··· RECORD LIST
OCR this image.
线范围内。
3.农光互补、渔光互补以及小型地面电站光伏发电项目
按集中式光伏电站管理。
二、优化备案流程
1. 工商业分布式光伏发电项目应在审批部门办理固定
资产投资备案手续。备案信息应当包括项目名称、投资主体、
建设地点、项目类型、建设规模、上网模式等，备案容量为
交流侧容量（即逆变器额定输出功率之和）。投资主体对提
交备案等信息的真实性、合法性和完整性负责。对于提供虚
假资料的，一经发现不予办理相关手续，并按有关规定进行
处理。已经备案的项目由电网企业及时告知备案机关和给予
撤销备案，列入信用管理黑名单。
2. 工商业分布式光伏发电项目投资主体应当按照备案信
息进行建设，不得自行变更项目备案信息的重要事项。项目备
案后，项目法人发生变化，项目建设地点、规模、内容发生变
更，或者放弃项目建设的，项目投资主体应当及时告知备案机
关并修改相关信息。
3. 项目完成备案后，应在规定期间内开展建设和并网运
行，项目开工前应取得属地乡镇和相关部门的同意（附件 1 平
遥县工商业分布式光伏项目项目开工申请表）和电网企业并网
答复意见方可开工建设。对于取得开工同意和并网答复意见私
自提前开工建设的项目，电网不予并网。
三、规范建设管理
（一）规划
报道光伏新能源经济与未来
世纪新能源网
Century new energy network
······
> EXERCISE REQUIREMENTS:
Recopy the entries above in their entirety, exactly.

> FULL OUTPUT:
OCR this image.
线范围内。
3.农光互补、渔光互补以及小型地面电站光伏发电项目
按集中式光伏电站管理。
二、优化备案流程
1. 工商业分布式光伏发电项目应在审批部门办理固定
资产投资备案手续。备案信息应当包括项目名称、投资主体、
建设地点、项目类型、建设规模、上网模式等，备案容量为
交流侧容量（即逆变器额定输出功率之和）。投资主体对提
交备案等信息的真实性、合法性和完整性负责。对于提供虚
假资料的，一经发现不予办理相关手续，并按有关规定进行
处理。已经备案的项目由电网企业及时告知备案机关和给予
撤销备案，列入信用管理黑名单。
2. 工商业分布式光伏发电项目投资主体应当按照备案信
息进行建设，不得自行变更项目备案信息的重要事项。项目备
案后，项目法人发生变化，项目建设地点、规模、内容发生变
更，或者放弃项目建设的，项目投资主体应当及时告知备案机
关并修改相关信息。
3. 项目完成备案后，应在规定期间内开展建设和并网运
行，项目开工前应取得属地乡镇和相关部门的同意（附件 1 平
遥县工商业分布式光伏项目项目开工申请表）和电网企业并网
答复意见方可开工建设。对于取得开工同意和并网答复意见私
自提前开工建设的项目，电网不予并网。
三、规范建设管理
（一）规划
报道光伏新能源经济与未来
世纪新能源网
Century new energy network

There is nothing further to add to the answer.